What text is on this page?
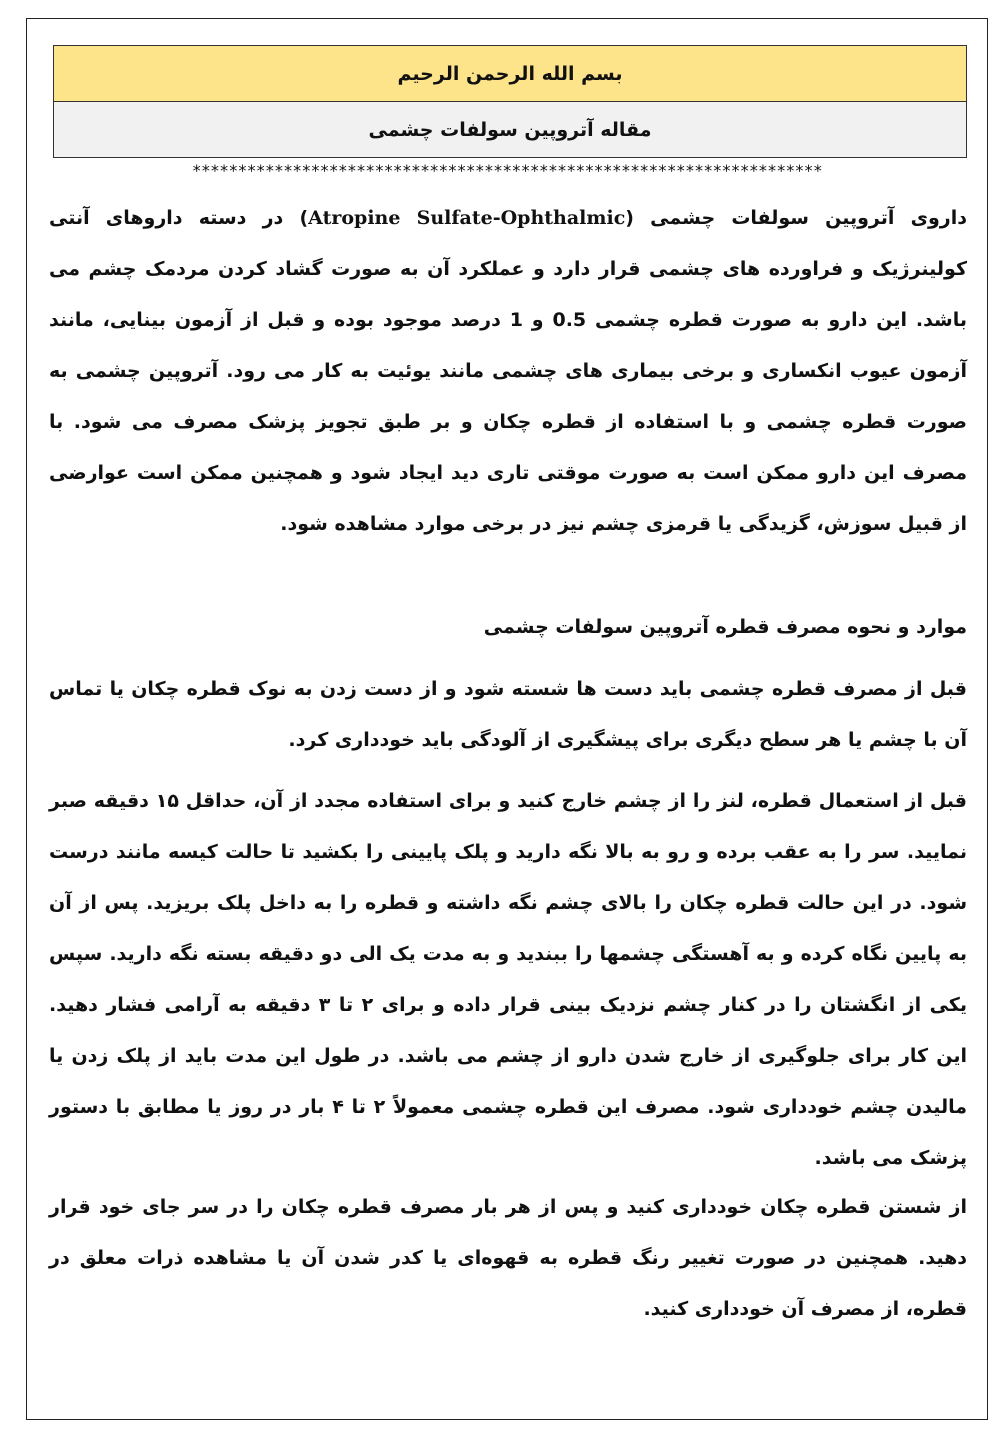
بسم الله الرحمن الرحیم
مقاله آتروپین سولفات چشمی
*********************************************************************

داروی آتروپین سولفات چشمی (Atropine Sulfate-Ophthalmic) در دسته داروهای آنتی کولینرژیک و فراورده های چشمی قرار دارد و عملکرد آن به صورت گشاد کردن مردمک چشم می باشد. این دارو به صورت قطره چشمی 0.5 و 1 درصد موجود بوده و قبل از آزمون بینایی، مانند آزمون عیوب انکساری و برخی بیماری های چشمی مانند یوئیت به کار می رود. آتروپین چشمی به صورت قطره چشمی و با استفاده از قطره چکان و بر طبق تجویز پزشک مصرف می شود. با مصرف این دارو ممکن است به صورت موقتی تاری دید ایجاد شود و همچنین ممکن است عوارضی از قبیل سوزش، گزیدگی یا قرمزی چشم نیز در برخی موارد مشاهده شود.

موارد و نحوه مصرف قطره آتروپین سولفات چشمی

قبل از مصرف قطره چشمی باید دست ها شسته شود و از دست زدن به نوک قطره چکان یا تماس آن با چشم یا هر سطح دیگری برای پیشگیری از آلودگی باید خودداری کرد.

قبل از استعمال قطره، لنز را از چشم خارج کنید و برای استفاده مجدد از آن، حداقل ۱۵ دقیقه صبر نمایید. سر را به عقب برده و رو به بالا نگه دارید و پلک پایینی را بکشید تا حالت کیسه مانند درست شود. در این حالت قطره چکان را بالای چشم نگه داشته و قطره را به داخل پلک بریزید. پس از آن به پایین نگاه کرده و به آهستگی چشمها را ببندید و به مدت یک الی دو دقیقه بسته نگه دارید. سپس یکی از انگشتان را در کنار چشم نزدیک بینی قرار داده و برای ۲ تا ۳ دقیقه به آرامی فشار دهید. این کار برای جلوگیری از خارج شدن دارو از چشم می باشد. در طول این مدت باید از پلک زدن یا مالیدن چشم خودداری شود. مصرف این قطره چشمی معمولاً ۲ تا ۴ بار در روز یا مطابق با دستور پزشک می باشد.

از شستن قطره چکان خودداری کنید و پس از هر بار مصرف قطره چکان را در سر جای خود قرار دهید. همچنین در صورت تغییر رنگ قطره به قهوه‌ای یا کدر شدن آن یا مشاهده ذرات معلق در قطره، از مصرف آن خودداری کنید.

What you should do | Return each line in the records that holds the string "سولفات".

Response to the exercise |
مقاله آتروپین سولفات چشمی
داروی آتروپین سولفات چشمی (Atropine Sulfate-Ophthalmic) در دسته داروهای آنتی کولینرژیک و فراورده های چشمی قرار دارد و عملکرد آن به صورت گشاد کردن مردمک چشم می باشد. این دارو به صورت قطره چشمی 0.5 و 1 درصد موجود بوده و قبل از آزمون بینایی، مانند آزمون عیوب انکساری و برخی بیماری های چشمی مانند یوئیت به کار می رود. آتروپین چشمی به صورت قطره چشمی و با استفاده از قطره چکان و بر طبق تجویز پزشک مصرف می شود. با مصرف این دارو ممکن است به صورت موقتی تاری دید ایجاد شود و همچنین ممکن است عوارضی از قبیل سوزش، گزیدگی یا قرمزی چشم نیز در برخی موارد مشاهده شود.
موارد و نحوه مصرف قطره آتروپین سولفات چشمی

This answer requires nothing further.